* _SHORT TASK_:
Say how many lines of these entries include the word "Projection", and answer with the number alone.

* _GIVEN INFORMATION_:
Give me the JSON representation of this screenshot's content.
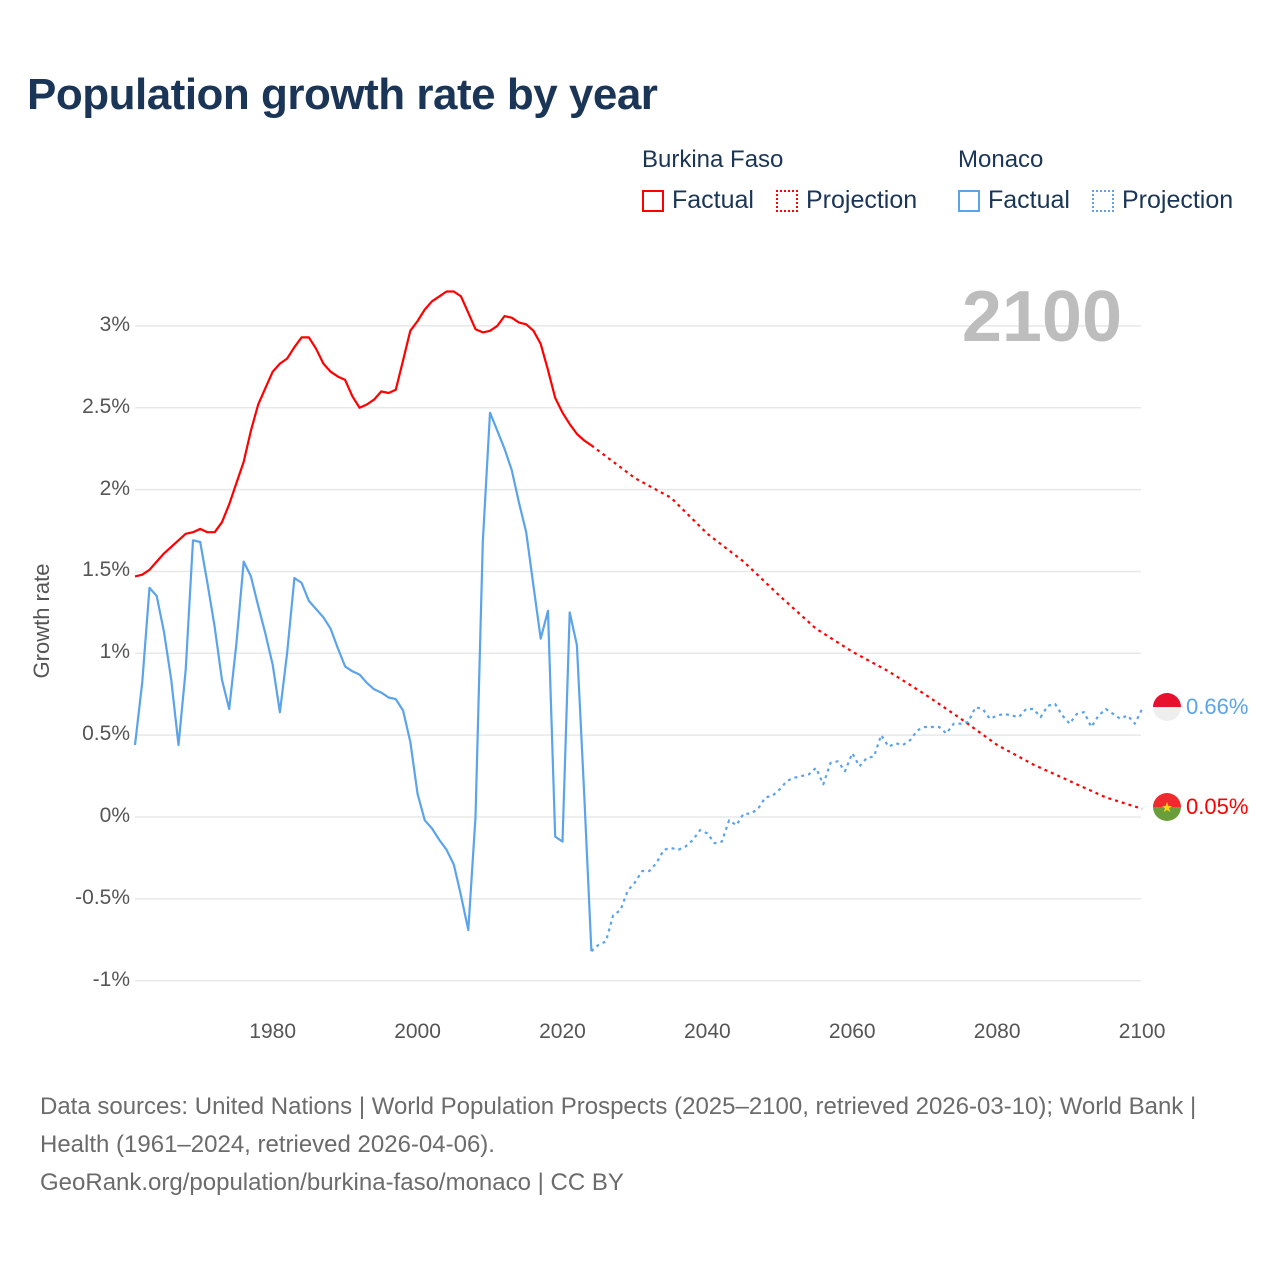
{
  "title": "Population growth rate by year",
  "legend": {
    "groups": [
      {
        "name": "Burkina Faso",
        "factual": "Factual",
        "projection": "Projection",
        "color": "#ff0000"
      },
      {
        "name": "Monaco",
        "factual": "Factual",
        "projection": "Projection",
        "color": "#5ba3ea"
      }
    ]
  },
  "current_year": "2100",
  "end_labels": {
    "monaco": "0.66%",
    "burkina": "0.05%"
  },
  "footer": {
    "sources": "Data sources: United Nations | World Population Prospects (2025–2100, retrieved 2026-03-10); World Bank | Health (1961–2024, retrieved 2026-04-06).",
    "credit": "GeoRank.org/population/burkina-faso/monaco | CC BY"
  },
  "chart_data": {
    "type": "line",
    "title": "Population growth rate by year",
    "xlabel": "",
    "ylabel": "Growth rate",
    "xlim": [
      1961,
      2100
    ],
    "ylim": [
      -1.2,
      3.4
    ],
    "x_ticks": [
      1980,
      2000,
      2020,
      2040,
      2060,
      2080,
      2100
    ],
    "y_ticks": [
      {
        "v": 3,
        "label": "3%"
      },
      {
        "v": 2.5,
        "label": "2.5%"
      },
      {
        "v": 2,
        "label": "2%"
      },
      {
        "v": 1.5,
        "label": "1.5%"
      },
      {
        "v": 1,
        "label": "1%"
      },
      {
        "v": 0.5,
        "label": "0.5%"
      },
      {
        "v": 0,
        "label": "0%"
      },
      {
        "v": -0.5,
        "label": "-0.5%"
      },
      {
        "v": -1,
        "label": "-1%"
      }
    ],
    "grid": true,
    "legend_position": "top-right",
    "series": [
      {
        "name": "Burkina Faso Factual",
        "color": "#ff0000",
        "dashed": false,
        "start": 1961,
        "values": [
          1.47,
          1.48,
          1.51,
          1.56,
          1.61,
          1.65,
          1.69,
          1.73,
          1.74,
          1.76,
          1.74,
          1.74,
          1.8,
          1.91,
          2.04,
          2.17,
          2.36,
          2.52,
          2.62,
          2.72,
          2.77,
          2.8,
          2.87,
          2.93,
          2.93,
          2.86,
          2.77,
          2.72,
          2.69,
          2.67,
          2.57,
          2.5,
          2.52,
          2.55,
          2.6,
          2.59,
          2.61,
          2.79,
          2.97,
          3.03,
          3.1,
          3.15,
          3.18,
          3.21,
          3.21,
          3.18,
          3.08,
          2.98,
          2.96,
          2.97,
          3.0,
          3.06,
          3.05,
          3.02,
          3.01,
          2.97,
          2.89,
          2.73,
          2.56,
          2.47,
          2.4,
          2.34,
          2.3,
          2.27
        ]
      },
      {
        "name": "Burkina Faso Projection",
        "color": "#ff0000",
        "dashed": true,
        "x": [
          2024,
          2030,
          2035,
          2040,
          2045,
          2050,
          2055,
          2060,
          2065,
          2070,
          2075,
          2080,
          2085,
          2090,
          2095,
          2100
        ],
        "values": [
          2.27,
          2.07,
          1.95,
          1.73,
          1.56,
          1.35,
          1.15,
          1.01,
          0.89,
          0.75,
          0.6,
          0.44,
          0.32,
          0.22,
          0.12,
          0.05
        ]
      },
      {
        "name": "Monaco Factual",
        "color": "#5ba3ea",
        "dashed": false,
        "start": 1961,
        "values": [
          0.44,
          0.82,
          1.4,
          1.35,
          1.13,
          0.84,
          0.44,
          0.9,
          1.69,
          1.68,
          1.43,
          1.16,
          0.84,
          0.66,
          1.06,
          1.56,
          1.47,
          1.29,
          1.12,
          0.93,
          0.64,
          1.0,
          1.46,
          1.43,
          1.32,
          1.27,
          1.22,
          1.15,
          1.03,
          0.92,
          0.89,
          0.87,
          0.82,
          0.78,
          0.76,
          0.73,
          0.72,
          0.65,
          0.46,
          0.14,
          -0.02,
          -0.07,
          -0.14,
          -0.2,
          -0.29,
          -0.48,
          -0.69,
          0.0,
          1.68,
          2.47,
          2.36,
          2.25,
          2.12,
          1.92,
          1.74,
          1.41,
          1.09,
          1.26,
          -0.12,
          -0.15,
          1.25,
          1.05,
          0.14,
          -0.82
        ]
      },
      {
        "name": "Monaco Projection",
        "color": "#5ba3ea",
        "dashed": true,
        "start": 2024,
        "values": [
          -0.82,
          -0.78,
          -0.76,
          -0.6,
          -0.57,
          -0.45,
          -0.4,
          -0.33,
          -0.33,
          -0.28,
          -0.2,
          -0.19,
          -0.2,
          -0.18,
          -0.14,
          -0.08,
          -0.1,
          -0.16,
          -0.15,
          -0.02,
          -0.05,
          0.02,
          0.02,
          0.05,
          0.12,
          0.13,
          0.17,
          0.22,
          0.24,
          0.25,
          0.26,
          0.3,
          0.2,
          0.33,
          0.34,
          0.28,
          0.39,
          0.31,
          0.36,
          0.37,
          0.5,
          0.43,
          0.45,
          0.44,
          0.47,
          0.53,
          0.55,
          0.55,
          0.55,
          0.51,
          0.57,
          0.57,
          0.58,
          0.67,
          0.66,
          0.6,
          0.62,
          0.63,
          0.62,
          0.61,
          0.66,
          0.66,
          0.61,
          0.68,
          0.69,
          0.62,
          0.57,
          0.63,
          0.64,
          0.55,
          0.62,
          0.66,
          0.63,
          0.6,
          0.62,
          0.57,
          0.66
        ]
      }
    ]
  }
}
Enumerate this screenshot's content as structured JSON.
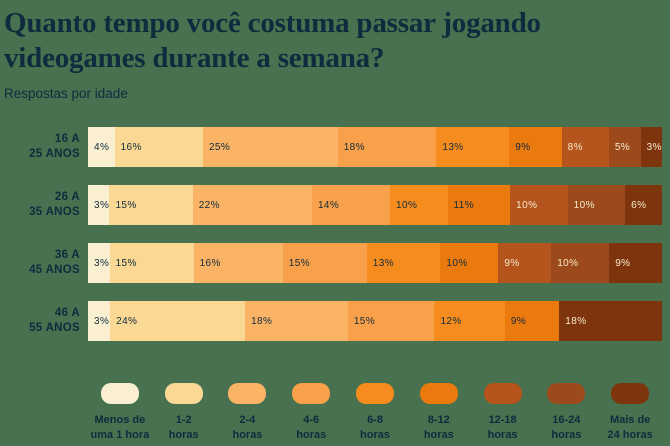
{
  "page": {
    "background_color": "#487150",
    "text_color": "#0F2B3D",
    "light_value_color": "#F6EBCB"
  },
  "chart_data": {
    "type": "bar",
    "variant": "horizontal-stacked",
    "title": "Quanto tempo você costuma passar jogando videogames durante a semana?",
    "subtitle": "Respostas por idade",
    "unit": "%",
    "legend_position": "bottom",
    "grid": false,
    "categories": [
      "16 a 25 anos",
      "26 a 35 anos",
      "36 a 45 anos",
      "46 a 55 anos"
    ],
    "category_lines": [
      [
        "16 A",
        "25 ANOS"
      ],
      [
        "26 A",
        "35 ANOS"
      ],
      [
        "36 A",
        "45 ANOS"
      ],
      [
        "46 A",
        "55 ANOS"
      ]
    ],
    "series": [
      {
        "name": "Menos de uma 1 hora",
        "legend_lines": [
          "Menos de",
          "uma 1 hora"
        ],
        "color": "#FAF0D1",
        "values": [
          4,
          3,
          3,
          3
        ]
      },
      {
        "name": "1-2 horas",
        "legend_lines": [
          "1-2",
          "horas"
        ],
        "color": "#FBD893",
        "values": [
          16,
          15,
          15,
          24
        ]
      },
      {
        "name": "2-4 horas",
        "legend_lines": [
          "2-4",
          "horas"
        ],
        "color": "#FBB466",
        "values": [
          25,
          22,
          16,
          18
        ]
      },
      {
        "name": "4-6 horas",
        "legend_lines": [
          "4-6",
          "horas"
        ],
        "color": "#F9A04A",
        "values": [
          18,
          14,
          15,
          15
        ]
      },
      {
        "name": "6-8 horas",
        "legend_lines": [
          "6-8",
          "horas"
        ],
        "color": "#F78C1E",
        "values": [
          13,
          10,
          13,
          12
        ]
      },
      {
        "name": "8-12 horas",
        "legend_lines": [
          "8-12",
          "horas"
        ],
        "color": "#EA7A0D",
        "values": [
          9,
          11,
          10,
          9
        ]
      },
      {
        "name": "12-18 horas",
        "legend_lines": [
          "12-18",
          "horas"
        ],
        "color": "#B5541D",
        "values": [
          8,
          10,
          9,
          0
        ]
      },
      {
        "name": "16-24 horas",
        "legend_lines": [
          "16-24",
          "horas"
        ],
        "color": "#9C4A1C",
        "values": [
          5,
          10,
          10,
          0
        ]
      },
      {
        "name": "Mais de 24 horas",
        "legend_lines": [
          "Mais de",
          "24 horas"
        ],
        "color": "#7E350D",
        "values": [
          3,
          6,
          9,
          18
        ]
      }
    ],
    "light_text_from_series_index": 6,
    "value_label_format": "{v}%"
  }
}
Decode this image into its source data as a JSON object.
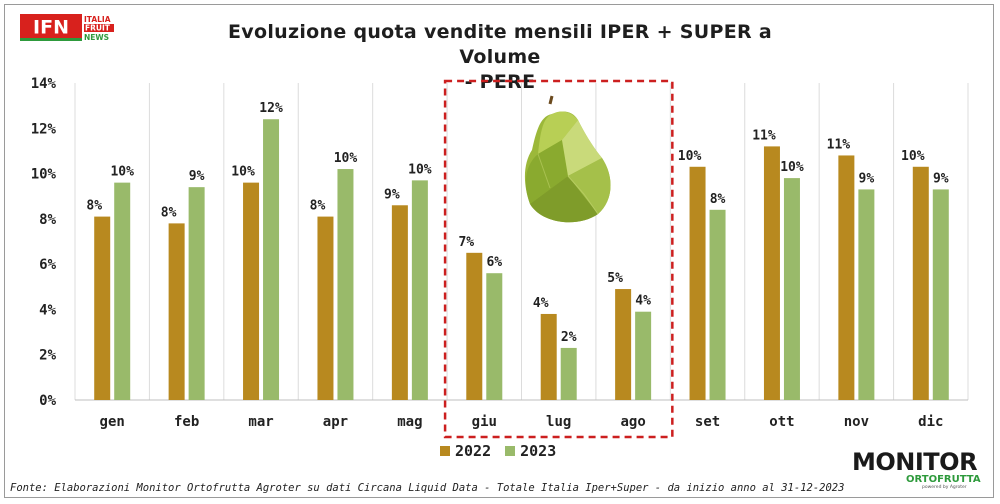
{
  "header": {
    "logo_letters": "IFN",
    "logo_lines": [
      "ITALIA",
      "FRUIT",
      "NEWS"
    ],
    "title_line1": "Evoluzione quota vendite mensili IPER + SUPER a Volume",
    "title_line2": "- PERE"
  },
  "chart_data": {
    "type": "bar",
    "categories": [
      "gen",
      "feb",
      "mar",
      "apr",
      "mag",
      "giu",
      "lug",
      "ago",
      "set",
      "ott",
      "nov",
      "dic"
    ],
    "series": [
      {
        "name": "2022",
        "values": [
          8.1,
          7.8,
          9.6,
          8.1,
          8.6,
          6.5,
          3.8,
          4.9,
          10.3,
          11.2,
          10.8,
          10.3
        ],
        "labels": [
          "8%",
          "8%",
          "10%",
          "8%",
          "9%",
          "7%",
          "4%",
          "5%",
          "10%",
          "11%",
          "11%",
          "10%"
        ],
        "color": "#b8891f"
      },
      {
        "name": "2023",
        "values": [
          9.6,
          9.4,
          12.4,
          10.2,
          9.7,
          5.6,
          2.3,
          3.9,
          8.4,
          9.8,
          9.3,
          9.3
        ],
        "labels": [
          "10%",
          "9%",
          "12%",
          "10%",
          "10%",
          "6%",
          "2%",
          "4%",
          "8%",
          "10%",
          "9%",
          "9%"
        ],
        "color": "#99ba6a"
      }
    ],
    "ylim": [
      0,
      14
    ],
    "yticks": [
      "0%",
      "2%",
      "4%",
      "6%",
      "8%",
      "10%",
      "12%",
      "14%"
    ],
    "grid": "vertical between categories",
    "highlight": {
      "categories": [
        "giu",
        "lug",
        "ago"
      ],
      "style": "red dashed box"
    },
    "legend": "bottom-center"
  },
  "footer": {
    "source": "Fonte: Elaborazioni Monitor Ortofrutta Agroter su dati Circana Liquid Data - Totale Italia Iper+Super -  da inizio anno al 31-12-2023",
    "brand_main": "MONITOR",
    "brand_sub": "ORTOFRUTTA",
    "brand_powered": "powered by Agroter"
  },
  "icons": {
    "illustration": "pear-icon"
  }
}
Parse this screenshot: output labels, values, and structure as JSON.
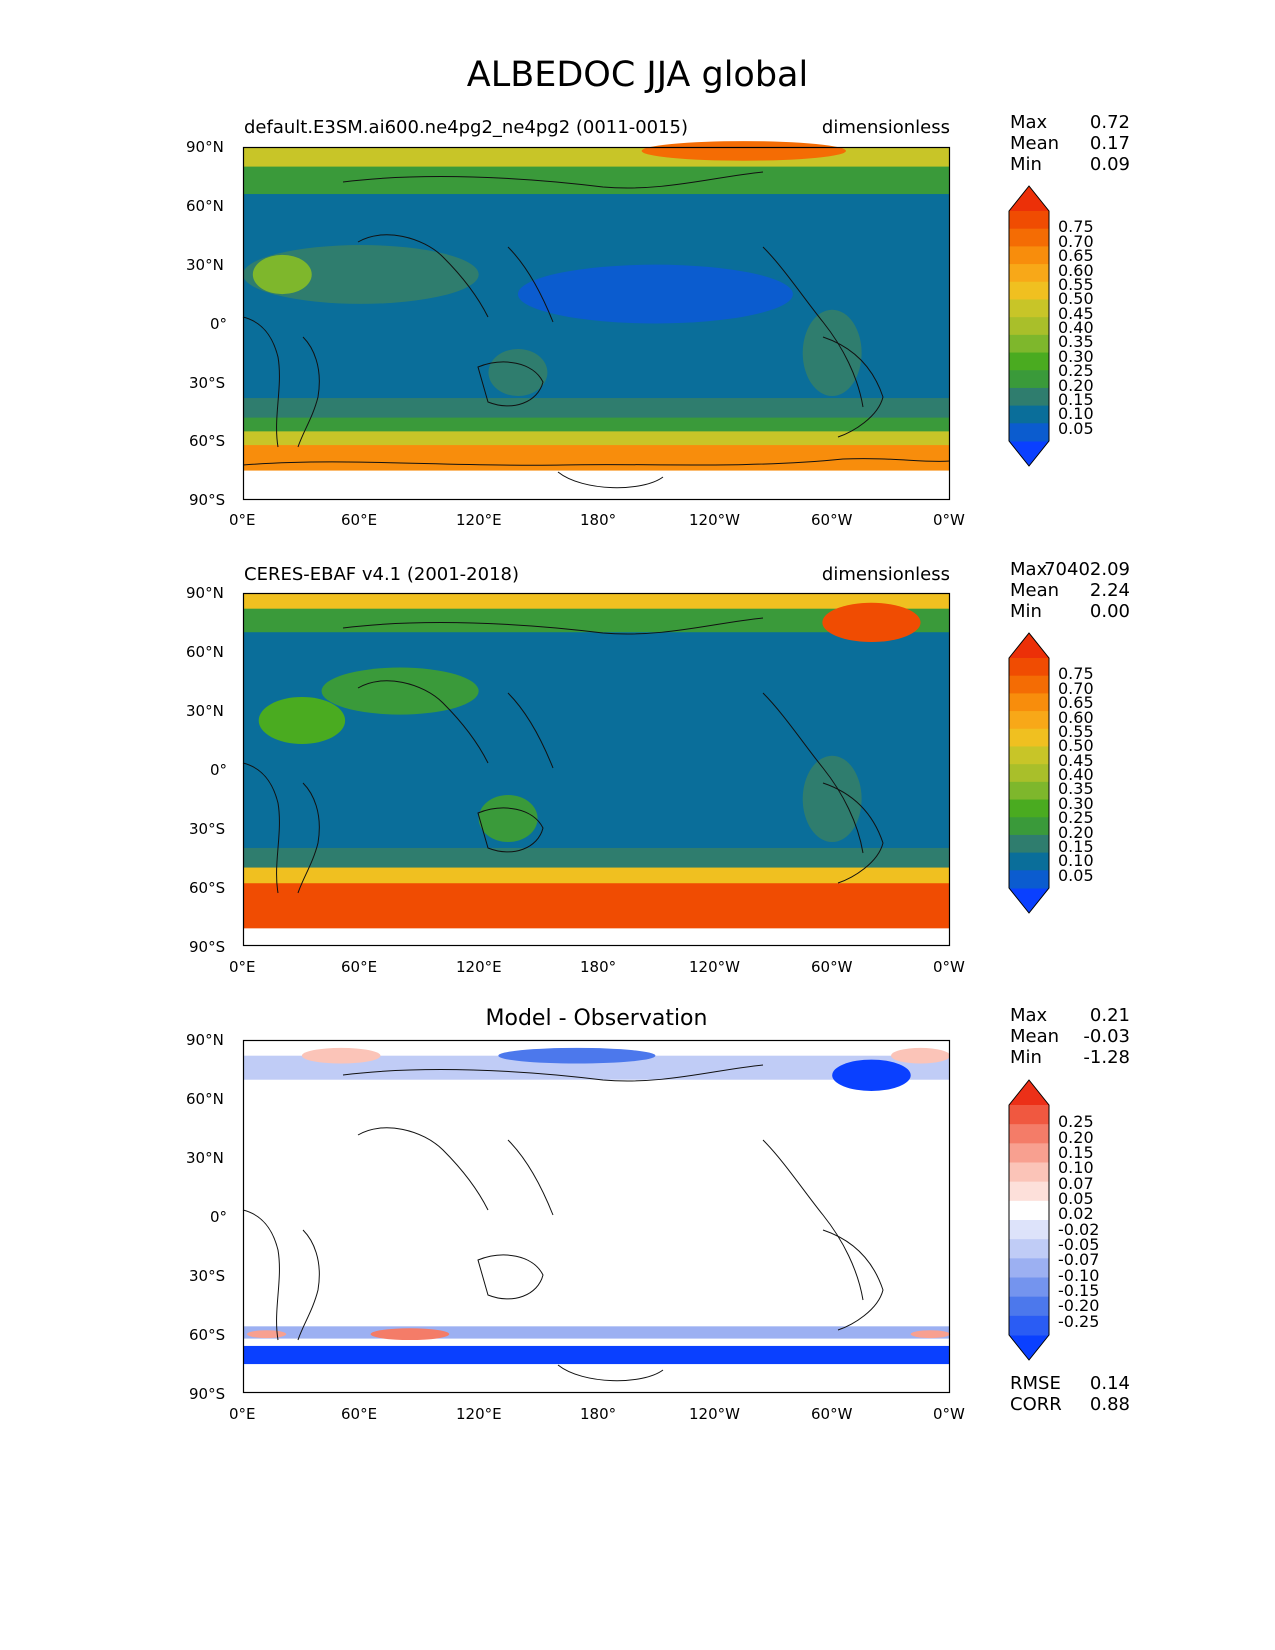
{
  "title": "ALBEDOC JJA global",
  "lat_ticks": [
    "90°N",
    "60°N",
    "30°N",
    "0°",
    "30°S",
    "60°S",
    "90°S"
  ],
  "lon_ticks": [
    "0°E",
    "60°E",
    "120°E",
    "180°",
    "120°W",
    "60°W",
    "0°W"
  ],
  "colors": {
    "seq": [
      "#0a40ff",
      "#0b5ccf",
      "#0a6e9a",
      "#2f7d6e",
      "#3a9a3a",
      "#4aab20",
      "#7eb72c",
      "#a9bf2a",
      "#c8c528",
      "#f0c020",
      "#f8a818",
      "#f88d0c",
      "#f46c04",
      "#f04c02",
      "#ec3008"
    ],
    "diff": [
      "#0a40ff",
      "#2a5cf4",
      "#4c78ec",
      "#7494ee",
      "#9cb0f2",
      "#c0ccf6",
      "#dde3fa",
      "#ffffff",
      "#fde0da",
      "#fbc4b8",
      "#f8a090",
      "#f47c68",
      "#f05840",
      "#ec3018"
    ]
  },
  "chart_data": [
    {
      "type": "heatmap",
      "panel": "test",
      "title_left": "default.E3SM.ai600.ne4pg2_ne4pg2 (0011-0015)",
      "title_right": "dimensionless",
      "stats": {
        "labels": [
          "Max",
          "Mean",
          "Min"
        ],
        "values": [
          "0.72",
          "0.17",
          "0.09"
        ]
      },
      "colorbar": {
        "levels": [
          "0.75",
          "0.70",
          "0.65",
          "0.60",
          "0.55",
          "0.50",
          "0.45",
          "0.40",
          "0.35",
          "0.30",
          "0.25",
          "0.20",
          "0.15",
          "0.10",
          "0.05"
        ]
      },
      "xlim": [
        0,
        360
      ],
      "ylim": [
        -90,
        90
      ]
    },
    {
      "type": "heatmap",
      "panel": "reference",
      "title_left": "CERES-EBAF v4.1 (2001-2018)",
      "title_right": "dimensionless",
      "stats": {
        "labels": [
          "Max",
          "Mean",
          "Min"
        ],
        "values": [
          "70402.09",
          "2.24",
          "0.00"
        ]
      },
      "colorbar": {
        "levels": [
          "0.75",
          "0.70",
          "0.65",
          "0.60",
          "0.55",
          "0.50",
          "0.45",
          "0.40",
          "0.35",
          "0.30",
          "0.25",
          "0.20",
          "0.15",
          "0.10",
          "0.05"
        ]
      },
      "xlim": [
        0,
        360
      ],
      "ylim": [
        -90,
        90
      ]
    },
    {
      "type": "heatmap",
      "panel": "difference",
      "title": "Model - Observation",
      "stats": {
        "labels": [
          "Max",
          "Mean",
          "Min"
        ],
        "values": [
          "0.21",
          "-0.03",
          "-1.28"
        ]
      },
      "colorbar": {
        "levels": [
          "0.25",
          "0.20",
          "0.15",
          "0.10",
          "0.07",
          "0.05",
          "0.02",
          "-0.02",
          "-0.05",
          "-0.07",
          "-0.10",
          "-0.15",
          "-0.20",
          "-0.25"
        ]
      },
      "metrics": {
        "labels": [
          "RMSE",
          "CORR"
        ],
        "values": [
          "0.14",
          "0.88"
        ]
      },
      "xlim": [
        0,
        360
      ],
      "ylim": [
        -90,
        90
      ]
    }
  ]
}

* _FULL OUTPUT_:
4